■ GOAL
Each line containing the word "stránky" must be collected.

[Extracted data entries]
"""

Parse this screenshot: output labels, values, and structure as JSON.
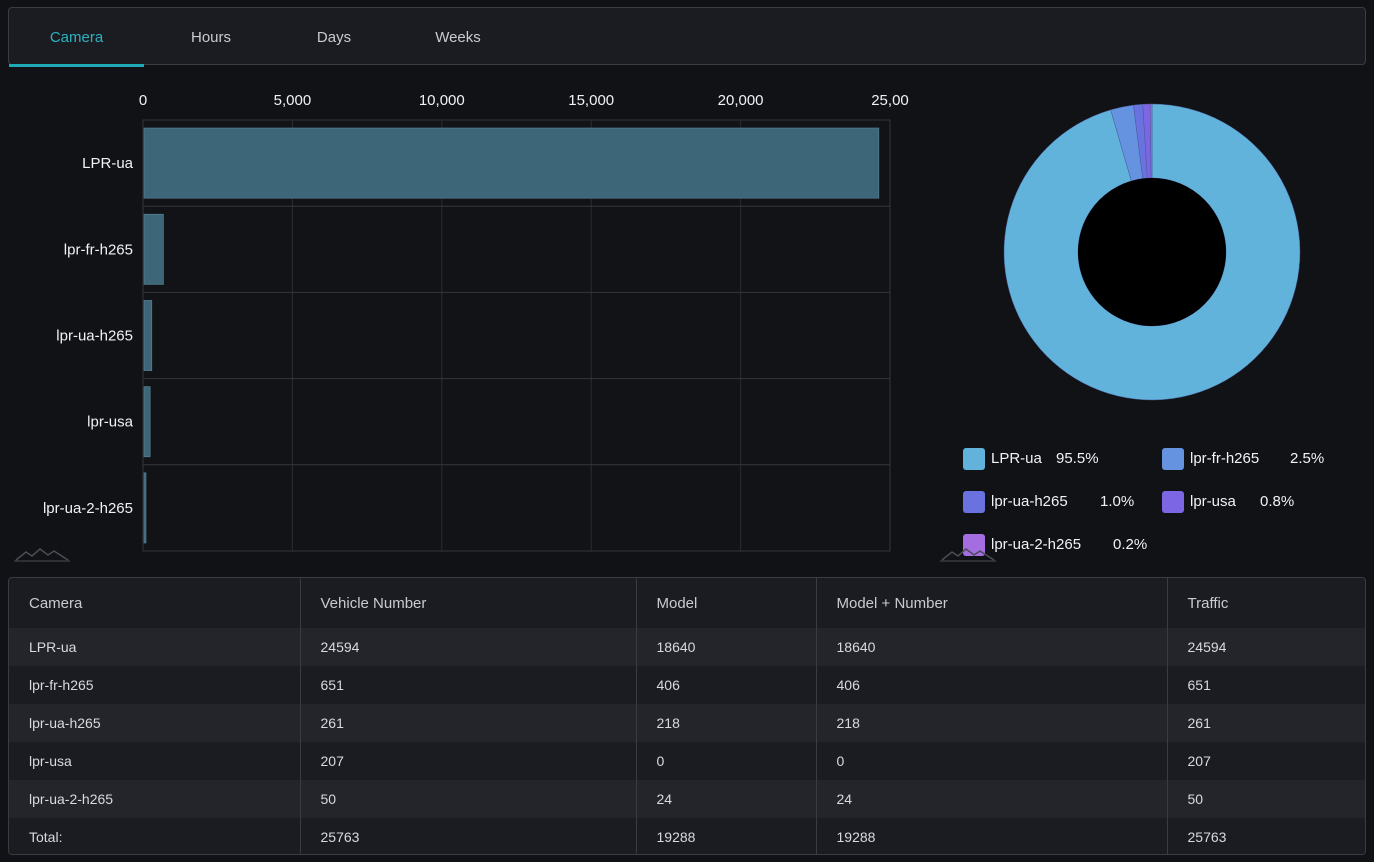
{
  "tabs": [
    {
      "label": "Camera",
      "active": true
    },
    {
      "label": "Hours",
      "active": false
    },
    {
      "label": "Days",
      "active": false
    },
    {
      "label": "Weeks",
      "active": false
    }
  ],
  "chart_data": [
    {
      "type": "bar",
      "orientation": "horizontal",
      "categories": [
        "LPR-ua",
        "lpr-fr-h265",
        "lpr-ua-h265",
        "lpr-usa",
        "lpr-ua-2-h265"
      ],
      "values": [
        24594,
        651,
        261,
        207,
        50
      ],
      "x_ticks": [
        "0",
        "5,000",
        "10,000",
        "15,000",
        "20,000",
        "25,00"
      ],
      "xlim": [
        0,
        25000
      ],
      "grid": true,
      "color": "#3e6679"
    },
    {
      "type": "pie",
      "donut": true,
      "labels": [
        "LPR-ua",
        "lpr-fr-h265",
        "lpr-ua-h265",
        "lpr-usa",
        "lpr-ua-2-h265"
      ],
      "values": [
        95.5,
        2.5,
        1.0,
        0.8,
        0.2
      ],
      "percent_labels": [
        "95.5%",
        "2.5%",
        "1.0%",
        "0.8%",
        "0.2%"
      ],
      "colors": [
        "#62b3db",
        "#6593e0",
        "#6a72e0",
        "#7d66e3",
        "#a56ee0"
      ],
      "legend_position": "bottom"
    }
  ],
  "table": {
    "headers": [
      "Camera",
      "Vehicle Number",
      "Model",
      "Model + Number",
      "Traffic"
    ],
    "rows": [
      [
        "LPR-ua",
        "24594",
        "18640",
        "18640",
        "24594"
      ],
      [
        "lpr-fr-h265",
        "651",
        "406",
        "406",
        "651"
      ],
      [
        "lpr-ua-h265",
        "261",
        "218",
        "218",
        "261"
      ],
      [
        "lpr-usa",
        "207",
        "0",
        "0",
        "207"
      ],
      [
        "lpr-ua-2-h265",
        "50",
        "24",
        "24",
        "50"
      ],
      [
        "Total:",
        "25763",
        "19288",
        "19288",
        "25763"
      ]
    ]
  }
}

"""
"""

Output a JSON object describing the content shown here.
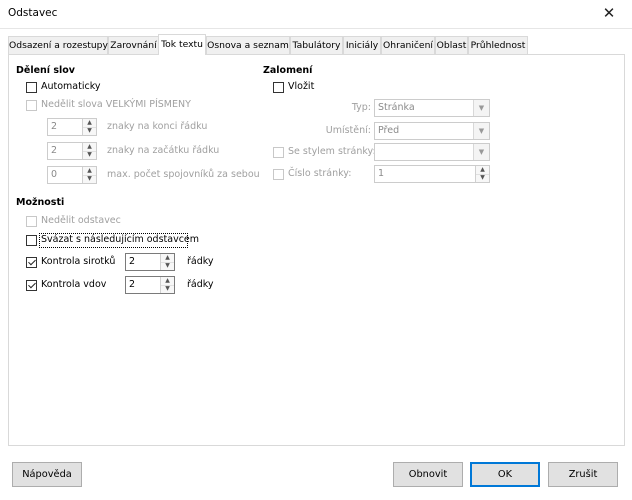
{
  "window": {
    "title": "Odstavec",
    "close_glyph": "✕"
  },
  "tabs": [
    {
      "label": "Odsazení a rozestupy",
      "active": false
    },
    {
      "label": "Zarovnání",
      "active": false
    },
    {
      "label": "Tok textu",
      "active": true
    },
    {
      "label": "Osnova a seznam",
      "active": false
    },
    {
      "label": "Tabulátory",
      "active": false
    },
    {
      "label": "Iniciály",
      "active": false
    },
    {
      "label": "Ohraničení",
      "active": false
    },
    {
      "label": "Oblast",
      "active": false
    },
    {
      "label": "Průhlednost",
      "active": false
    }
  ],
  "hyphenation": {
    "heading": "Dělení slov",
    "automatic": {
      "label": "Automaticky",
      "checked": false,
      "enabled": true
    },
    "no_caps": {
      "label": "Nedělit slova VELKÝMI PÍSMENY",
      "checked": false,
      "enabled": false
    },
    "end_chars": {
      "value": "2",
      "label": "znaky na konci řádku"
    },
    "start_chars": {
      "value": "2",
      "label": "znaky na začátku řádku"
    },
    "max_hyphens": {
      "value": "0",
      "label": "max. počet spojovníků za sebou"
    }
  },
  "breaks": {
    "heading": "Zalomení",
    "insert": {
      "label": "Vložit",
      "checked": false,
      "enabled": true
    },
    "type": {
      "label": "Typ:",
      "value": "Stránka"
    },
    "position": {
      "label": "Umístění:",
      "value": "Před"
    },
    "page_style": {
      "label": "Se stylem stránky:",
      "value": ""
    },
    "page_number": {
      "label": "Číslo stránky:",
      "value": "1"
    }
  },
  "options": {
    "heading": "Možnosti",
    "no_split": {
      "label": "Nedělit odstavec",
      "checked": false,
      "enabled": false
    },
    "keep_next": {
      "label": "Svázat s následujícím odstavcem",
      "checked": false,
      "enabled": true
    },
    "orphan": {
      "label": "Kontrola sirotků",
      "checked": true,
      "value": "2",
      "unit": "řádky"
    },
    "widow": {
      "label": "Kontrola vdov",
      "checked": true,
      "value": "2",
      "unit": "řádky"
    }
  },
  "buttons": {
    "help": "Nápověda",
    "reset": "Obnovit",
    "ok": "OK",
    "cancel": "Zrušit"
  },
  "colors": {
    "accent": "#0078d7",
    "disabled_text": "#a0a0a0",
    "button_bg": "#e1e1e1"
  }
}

"""

■ RIGHT ANSWER
      "label": "Se stylem stránky:",
      "label": "Číslo stránky:",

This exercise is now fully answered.